> **Requirement**: Transcribe the records below exactly as they appear.

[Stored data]

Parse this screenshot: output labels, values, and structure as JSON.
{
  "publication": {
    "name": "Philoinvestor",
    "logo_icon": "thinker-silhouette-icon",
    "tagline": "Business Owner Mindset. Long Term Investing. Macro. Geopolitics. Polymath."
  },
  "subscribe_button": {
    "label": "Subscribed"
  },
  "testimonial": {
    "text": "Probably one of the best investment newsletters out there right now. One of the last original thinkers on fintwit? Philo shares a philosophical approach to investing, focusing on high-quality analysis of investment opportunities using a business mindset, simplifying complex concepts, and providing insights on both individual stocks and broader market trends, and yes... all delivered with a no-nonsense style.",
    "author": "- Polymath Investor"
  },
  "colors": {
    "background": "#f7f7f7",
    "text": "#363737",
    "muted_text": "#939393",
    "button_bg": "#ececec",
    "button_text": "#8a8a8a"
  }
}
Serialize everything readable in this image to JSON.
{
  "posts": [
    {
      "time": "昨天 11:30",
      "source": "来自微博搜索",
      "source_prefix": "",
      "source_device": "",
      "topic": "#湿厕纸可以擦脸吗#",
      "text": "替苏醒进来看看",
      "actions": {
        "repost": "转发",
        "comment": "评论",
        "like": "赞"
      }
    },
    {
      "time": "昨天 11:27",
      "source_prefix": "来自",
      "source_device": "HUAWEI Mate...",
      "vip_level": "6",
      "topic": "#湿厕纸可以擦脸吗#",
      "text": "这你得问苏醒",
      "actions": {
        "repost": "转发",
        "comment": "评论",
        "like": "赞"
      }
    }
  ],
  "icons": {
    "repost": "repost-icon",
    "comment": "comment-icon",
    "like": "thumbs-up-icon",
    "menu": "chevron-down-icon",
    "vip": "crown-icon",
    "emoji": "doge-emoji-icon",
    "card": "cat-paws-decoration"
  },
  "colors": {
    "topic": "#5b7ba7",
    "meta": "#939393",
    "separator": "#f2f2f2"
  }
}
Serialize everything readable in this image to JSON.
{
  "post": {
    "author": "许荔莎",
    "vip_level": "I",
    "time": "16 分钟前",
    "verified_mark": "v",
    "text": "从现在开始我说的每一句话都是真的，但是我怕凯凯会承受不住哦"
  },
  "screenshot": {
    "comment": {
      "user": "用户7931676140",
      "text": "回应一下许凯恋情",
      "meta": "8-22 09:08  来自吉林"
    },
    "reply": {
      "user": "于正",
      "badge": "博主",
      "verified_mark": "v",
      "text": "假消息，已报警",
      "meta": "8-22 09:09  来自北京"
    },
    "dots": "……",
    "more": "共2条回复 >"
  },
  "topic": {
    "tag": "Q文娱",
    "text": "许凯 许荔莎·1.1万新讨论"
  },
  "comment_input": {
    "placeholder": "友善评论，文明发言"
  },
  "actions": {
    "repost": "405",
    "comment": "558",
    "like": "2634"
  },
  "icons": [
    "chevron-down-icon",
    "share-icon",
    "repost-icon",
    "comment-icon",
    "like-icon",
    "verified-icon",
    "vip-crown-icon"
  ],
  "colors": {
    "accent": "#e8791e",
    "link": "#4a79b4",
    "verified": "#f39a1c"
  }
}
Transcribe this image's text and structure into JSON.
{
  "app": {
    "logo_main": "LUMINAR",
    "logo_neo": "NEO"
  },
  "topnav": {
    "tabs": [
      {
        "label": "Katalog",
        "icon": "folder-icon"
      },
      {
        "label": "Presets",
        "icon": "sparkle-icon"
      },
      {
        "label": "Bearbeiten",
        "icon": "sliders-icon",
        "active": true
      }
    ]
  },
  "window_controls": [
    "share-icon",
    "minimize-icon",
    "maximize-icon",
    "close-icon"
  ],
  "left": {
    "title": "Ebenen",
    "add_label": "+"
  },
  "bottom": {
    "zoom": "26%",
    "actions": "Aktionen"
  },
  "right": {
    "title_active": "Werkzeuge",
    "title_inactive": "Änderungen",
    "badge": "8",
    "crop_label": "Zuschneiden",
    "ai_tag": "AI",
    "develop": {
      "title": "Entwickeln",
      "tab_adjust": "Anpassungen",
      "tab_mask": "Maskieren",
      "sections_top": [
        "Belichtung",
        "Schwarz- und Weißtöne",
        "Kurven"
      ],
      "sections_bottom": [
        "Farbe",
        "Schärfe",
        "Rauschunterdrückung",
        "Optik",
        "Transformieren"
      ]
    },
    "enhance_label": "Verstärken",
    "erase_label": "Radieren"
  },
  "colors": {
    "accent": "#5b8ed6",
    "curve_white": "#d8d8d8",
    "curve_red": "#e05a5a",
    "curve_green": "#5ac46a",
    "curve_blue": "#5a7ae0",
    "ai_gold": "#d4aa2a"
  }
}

> **Result below**:
Parse this screenshot: output labels, values, and structure as JSON.
{
  "publication": {
    "name": "Philoinvestor",
    "logo_icon": "thinker-silhouette-icon",
    "tagline": "Business Owner Mindset. Long Term Investing. Macro. Geopolitics. Polymath."
  },
  "subscribe_button": {
    "label": "Subscribed"
  },
  "testimonial": {
    "text": "Probably one of the best investment newsletters out there right now. One of the last original thinkers on fintwit? Philo shares a philosophical approach to investing, focusing on high-quality analysis of investment opportunities using a business mindset, simplifying complex concepts, and providing insights on both individual stocks and broader market trends, and yes... all delivered with a no-nonsense style.",
    "author": "- Polymath Investor"
  },
  "colors": {
    "background": "#f7f7f7",
    "text": "#363737",
    "muted_text": "#939393",
    "button_bg": "#ececec",
    "button_text": "#8a8a8a"
  }
}
Serialize everything readable in this image to JSON.
{
  "posts": [
    {
      "time": "昨天 11:30",
      "source": "来自微博搜索",
      "source_prefix": "",
      "source_device": "",
      "topic": "#湿厕纸可以擦脸吗#",
      "text": "替苏醒进来看看",
      "actions": {
        "repost": "转发",
        "comment": "评论",
        "like": "赞"
      }
    },
    {
      "time": "昨天 11:27",
      "source_prefix": "来自",
      "source_device": "HUAWEI Mate...",
      "vip_level": "6",
      "topic": "#湿厕纸可以擦脸吗#",
      "text": "这你得问苏醒",
      "actions": {
        "repost": "转发",
        "comment": "评论",
        "like": "赞"
      }
    }
  ],
  "icons": {
    "repost": "repost-icon",
    "comment": "comment-icon",
    "like": "thumbs-up-icon",
    "menu": "chevron-down-icon",
    "vip": "crown-icon",
    "emoji": "doge-emoji-icon",
    "card": "cat-paws-decoration"
  },
  "colors": {
    "topic": "#5b7ba7",
    "meta": "#939393",
    "separator": "#f2f2f2"
  }
}
Serialize everything readable in this image to JSON.
{
  "post": {
    "author": "许荔莎",
    "vip_level": "I",
    "time": "16 分钟前",
    "verified_mark": "v",
    "text": "从现在开始我说的每一句话都是真的，但是我怕凯凯会承受不住哦"
  },
  "screenshot": {
    "comment": {
      "user": "用户7931676140",
      "text": "回应一下许凯恋情",
      "meta": "8-22 09:08  来自吉林"
    },
    "reply": {
      "user": "于正",
      "badge": "博主",
      "verified_mark": "v",
      "text": "假消息，已报警",
      "meta": "8-22 09:09  来自北京"
    },
    "dots": "……",
    "more": "共2条回复 >"
  },
  "topic": {
    "tag": "Q文娱",
    "text": "许凯 许荔莎·1.1万新讨论"
  },
  "comment_input": {
    "placeholder": "友善评论，文明发言"
  },
  "actions": {
    "repost": "405",
    "comment": "558",
    "like": "2634"
  },
  "icons": [
    "chevron-down-icon",
    "share-icon",
    "repost-icon",
    "comment-icon",
    "like-icon",
    "verified-icon",
    "vip-crown-icon"
  ],
  "colors": {
    "accent": "#e8791e",
    "link": "#4a79b4",
    "verified": "#f39a1c"
  }
}
Transcribe this image's text and structure into JSON.
{
  "app": {
    "logo_main": "LUMINAR",
    "logo_neo": "NEO"
  },
  "topnav": {
    "tabs": [
      {
        "label": "Katalog",
        "icon": "folder-icon"
      },
      {
        "label": "Presets",
        "icon": "sparkle-icon"
      },
      {
        "label": "Bearbeiten",
        "icon": "sliders-icon",
        "active": true
      }
    ]
  },
  "window_controls": [
    "share-icon",
    "minimize-icon",
    "maximize-icon",
    "close-icon"
  ],
  "left": {
    "title": "Ebenen",
    "add_label": "+"
  },
  "bottom": {
    "zoom": "26%",
    "actions": "Aktionen"
  },
  "right": {
    "title_active": "Werkzeuge",
    "title_inactive": "Änderungen",
    "badge": "8",
    "crop_label": "Zuschneiden",
    "ai_tag": "AI",
    "develop": {
      "title": "Entwickeln",
      "tab_adjust": "Anpassungen",
      "tab_mask": "Maskieren",
      "sections_top": [
        "Belichtung",
        "Schwarz- und Weißtöne",
        "Kurven"
      ],
      "sections_bottom": [
        "Farbe",
        "Schärfe",
        "Rauschunterdrückung",
        "Optik",
        "Transformieren"
      ]
    },
    "enhance_label": "Verstärken",
    "erase_label": "Radieren"
  },
  "colors": {
    "accent": "#5b8ed6",
    "curve_white": "#d8d8d8",
    "curve_red": "#e05a5a",
    "curve_green": "#5ac46a",
    "curve_blue": "#5a7ae0",
    "ai_gold": "#d4aa2a"
  }
}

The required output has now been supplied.